*What you have to do:* Gather all lines with "standard" from the records.

*The data:*
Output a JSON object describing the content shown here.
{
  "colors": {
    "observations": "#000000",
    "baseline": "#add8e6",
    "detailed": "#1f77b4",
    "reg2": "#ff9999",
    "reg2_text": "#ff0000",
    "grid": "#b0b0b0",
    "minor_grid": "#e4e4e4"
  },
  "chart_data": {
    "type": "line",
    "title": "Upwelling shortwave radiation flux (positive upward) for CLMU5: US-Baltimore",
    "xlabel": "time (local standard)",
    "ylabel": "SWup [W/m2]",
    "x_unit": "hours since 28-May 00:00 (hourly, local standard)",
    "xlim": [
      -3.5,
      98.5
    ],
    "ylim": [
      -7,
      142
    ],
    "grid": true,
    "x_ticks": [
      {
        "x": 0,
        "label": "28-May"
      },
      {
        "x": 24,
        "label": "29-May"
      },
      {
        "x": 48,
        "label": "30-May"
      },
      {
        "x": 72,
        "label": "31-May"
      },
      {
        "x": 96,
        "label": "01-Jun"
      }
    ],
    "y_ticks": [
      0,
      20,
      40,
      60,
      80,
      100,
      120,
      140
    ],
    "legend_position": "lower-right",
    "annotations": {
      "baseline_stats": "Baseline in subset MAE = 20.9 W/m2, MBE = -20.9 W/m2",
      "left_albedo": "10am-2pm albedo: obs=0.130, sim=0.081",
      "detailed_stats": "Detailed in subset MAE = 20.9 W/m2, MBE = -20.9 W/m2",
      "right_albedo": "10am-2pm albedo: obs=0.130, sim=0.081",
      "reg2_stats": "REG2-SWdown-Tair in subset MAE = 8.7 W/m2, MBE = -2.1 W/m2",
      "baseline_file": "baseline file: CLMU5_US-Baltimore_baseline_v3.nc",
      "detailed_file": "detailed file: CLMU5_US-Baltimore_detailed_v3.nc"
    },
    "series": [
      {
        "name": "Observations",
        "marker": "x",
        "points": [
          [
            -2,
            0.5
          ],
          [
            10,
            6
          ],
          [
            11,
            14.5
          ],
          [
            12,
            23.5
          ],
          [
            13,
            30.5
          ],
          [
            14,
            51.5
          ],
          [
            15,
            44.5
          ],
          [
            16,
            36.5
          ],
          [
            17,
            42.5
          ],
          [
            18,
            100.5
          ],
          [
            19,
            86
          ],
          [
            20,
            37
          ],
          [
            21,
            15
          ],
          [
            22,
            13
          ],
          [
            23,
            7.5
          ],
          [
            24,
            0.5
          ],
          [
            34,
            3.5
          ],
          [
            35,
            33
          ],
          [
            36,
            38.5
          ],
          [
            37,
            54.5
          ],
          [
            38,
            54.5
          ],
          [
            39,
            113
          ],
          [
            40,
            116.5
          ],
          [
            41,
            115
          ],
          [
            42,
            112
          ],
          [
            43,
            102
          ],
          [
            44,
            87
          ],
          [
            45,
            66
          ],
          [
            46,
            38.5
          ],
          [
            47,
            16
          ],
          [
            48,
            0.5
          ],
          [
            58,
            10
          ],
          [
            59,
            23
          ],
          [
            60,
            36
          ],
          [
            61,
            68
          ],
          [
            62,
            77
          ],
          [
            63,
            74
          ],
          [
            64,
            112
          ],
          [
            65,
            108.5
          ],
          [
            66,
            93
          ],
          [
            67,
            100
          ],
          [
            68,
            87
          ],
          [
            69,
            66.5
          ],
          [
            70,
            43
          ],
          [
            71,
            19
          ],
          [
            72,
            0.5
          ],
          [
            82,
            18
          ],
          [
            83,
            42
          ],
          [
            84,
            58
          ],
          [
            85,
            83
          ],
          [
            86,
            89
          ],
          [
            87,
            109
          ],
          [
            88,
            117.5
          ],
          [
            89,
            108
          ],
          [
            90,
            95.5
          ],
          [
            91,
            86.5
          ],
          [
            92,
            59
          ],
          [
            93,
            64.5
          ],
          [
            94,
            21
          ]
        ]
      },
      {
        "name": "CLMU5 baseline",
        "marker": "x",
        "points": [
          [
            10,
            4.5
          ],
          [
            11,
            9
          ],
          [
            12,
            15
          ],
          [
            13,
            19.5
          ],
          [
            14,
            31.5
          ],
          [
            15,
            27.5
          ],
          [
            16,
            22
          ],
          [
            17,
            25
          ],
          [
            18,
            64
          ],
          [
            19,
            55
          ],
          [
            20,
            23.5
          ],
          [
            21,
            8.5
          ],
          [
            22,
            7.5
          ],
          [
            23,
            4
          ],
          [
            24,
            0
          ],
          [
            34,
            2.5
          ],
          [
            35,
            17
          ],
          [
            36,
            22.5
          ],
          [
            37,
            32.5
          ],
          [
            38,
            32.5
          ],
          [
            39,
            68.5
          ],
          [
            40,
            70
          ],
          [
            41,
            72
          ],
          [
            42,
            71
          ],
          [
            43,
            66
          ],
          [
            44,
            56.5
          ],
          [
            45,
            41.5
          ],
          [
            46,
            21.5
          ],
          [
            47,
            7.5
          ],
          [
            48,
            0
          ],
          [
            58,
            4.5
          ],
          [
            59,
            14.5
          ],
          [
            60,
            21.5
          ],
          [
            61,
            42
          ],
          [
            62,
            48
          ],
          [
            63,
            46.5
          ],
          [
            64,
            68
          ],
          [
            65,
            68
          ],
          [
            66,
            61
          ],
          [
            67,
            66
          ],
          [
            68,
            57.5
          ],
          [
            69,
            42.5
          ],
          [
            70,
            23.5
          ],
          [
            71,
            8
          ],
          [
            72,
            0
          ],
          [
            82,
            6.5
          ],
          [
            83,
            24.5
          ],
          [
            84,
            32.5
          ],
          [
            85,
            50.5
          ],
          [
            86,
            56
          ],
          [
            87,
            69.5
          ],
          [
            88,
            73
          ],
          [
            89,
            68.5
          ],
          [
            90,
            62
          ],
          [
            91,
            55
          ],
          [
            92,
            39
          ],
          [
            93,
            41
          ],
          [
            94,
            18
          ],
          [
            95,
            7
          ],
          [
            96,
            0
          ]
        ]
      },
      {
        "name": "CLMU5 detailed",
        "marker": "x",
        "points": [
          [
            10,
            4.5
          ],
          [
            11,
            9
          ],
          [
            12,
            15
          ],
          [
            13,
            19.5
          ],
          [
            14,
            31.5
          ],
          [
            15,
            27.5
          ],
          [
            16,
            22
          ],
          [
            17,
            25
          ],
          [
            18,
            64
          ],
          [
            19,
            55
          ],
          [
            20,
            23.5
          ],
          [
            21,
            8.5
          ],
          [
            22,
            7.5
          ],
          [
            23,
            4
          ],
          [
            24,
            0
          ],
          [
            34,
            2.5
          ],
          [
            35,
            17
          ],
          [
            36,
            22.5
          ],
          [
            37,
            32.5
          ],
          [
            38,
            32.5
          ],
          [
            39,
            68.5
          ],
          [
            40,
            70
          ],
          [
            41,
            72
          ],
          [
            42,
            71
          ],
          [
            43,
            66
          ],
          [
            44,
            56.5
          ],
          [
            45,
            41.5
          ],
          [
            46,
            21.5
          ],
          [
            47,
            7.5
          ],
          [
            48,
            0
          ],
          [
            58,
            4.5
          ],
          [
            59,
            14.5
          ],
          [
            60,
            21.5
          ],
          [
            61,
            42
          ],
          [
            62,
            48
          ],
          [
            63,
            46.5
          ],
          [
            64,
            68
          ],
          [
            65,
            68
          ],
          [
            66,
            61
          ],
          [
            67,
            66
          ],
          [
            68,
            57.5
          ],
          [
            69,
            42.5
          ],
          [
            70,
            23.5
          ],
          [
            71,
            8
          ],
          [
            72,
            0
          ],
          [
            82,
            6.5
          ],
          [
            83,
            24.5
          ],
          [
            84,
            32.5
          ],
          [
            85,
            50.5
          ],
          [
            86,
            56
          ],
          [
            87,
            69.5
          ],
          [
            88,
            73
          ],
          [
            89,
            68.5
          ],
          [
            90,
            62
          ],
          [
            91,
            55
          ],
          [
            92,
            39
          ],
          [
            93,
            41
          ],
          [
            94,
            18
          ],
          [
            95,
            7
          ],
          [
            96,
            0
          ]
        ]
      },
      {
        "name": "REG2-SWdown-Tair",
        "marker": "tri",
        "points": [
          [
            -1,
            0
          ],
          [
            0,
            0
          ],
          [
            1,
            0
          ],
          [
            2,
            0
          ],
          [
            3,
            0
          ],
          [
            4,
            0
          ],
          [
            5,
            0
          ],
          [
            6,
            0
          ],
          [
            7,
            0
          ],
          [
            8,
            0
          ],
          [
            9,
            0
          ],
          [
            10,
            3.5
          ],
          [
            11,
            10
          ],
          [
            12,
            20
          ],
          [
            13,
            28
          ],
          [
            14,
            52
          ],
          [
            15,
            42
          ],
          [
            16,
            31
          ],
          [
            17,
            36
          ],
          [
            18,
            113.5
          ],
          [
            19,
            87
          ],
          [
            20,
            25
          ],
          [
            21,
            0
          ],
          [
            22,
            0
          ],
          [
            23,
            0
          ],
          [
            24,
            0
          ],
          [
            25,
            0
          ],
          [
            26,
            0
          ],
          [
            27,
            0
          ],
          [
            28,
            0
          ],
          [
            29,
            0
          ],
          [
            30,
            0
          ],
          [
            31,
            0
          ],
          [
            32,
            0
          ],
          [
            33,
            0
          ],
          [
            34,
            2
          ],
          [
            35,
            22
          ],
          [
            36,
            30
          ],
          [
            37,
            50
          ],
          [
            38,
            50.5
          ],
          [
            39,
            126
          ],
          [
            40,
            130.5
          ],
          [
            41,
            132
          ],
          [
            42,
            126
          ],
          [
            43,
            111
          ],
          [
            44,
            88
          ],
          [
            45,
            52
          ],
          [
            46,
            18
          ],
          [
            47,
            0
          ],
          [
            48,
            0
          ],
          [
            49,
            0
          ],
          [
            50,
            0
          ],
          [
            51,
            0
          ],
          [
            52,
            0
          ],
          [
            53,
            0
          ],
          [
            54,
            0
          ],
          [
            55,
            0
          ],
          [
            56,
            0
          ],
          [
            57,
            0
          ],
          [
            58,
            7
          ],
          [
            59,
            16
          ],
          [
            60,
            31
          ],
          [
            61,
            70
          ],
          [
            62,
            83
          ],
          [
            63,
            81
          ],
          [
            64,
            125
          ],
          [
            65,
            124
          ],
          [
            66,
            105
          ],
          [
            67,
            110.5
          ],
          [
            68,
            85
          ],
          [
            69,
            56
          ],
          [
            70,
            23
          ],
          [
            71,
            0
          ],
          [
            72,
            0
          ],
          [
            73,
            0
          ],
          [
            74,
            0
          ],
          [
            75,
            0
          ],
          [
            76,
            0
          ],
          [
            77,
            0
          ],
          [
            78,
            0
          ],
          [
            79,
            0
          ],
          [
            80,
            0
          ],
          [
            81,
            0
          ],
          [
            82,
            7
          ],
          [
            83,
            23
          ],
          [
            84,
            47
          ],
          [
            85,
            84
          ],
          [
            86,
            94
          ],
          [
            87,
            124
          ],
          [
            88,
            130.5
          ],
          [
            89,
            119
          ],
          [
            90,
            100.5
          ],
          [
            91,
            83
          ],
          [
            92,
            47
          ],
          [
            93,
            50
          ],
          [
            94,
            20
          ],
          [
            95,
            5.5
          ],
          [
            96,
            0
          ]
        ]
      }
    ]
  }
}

*Written answer:*
    "xlabel": "time (local standard)",
    "x_unit": "hours since 28-May 00:00 (hourly, local standard)",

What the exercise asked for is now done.